[Entries taken from a collection]
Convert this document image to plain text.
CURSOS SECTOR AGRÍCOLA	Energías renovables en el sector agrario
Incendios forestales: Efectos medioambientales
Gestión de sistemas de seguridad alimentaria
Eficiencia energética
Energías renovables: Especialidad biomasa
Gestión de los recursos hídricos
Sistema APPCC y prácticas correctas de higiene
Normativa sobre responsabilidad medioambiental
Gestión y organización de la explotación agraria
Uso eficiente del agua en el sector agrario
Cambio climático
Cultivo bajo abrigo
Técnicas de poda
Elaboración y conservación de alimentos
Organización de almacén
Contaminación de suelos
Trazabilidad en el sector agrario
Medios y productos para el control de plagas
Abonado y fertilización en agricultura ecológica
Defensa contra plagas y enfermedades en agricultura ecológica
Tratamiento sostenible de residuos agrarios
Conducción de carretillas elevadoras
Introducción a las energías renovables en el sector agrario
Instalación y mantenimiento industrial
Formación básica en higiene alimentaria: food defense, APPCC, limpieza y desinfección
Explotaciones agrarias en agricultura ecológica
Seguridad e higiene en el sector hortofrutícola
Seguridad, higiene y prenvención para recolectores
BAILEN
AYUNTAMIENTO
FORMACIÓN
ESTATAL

AIM OF THE EXERCISE — Transcribe every entry exactly, omitting nothing.

TASK RESULT —
Convert this document image to plain text.
CURSOS SECTOR AGRÍCOLA	Energías renovables en el sector agrario
Incendios forestales: Efectos medioambientales
Gestión de sistemas de seguridad alimentaria
Eficiencia energética
Energías renovables: Especialidad biomasa
Gestión de los recursos hídricos
Sistema APPCC y prácticas correctas de higiene
Normativa sobre responsabilidad medioambiental
Gestión y organización de la explotación agraria
Uso eficiente del agua en el sector agrario
Cambio climático
Cultivo bajo abrigo
Técnicas de poda
Elaboración y conservación de alimentos
Organización de almacén
Contaminación de suelos
Trazabilidad en el sector agrario
Medios y productos para el control de plagas
Abonado y fertilización en agricultura ecológica
Defensa contra plagas y enfermedades en agricultura ecológica
Tratamiento sostenible de residuos agrarios
Conducción de carretillas elevadoras
Introducción a las energías renovables en el sector agrario
Instalación y mantenimiento industrial
Formación básica en higiene alimentaria: food defense, APPCC, limpieza y desinfección
Explotaciones agrarias en agricultura ecológica
Seguridad e higiene en el sector hortofrutícola
Seguridad, higiene y prenvención para recolectores
BAILEN
AYUNTAMIENTO
FORMACIÓN
ESTATAL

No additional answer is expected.